→ **DATA SHOWN**
+++

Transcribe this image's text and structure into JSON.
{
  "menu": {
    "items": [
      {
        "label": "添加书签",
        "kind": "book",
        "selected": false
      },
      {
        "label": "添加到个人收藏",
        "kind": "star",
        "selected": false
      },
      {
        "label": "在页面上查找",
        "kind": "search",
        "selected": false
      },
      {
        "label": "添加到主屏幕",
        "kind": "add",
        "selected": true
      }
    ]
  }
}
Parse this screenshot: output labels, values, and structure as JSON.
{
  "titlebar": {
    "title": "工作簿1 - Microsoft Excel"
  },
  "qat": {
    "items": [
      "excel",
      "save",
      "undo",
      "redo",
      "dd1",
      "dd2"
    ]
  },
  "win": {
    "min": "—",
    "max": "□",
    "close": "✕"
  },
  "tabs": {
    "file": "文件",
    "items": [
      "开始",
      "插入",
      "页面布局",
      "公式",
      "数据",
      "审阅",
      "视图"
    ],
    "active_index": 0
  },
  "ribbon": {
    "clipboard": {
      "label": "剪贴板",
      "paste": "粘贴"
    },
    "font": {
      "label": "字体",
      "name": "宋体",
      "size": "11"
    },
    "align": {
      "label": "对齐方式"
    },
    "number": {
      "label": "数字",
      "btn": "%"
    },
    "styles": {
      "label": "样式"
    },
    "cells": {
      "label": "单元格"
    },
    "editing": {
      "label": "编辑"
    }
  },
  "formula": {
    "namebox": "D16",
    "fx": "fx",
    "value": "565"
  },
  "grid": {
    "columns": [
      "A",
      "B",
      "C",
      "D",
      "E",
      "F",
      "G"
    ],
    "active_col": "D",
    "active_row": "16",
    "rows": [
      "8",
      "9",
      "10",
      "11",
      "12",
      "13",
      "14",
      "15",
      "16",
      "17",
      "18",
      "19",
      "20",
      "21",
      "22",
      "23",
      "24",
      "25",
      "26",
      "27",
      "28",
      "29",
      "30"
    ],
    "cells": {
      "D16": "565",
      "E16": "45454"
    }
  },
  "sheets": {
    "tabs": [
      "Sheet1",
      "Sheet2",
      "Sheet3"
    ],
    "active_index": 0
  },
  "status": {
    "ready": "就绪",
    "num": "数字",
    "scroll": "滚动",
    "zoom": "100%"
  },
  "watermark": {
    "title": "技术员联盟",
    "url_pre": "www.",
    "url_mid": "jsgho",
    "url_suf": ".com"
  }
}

+++

→ **WHAT YOU SHOULD DO**
Would you copy out each line exactly as written?

→ **REPLY TO THE EXERCISE**
Transcribe this image's text and structure into JSON.
{
  "menu": {
    "items": [
      {
        "label": "添加书签",
        "kind": "book",
        "selected": false
      },
      {
        "label": "添加到个人收藏",
        "kind": "star",
        "selected": false
      },
      {
        "label": "在页面上查找",
        "kind": "search",
        "selected": false
      },
      {
        "label": "添加到主屏幕",
        "kind": "add",
        "selected": true
      }
    ]
  }
}
Parse this screenshot: output labels, values, and structure as JSON.
{
  "titlebar": {
    "title": "工作簿1 - Microsoft Excel"
  },
  "qat": {
    "items": [
      "excel",
      "save",
      "undo",
      "redo",
      "dd1",
      "dd2"
    ]
  },
  "win": {
    "min": "—",
    "max": "□",
    "close": "✕"
  },
  "tabs": {
    "file": "文件",
    "items": [
      "开始",
      "插入",
      "页面布局",
      "公式",
      "数据",
      "审阅",
      "视图"
    ],
    "active_index": 0
  },
  "ribbon": {
    "clipboard": {
      "label": "剪贴板",
      "paste": "粘贴"
    },
    "font": {
      "label": "字体",
      "name": "宋体",
      "size": "11"
    },
    "align": {
      "label": "对齐方式"
    },
    "number": {
      "label": "数字",
      "btn": "%"
    },
    "styles": {
      "label": "样式"
    },
    "cells": {
      "label": "单元格"
    },
    "editing": {
      "label": "编辑"
    }
  },
  "formula": {
    "namebox": "D16",
    "fx": "fx",
    "value": "565"
  },
  "grid": {
    "columns": [
      "A",
      "B",
      "C",
      "D",
      "E",
      "F",
      "G"
    ],
    "active_col": "D",
    "active_row": "16",
    "rows": [
      "8",
      "9",
      "10",
      "11",
      "12",
      "13",
      "14",
      "15",
      "16",
      "17",
      "18",
      "19",
      "20",
      "21",
      "22",
      "23",
      "24",
      "25",
      "26",
      "27",
      "28",
      "29",
      "30"
    ],
    "cells": {
      "D16": "565",
      "E16": "45454"
    }
  },
  "sheets": {
    "tabs": [
      "Sheet1",
      "Sheet2",
      "Sheet3"
    ],
    "active_index": 0
  },
  "status": {
    "ready": "就绪",
    "num": "数字",
    "scroll": "滚动",
    "zoom": "100%"
  },
  "watermark": {
    "title": "技术员联盟",
    "url_pre": "www.",
    "url_mid": "jsgho",
    "url_suf": ".com"
  }
}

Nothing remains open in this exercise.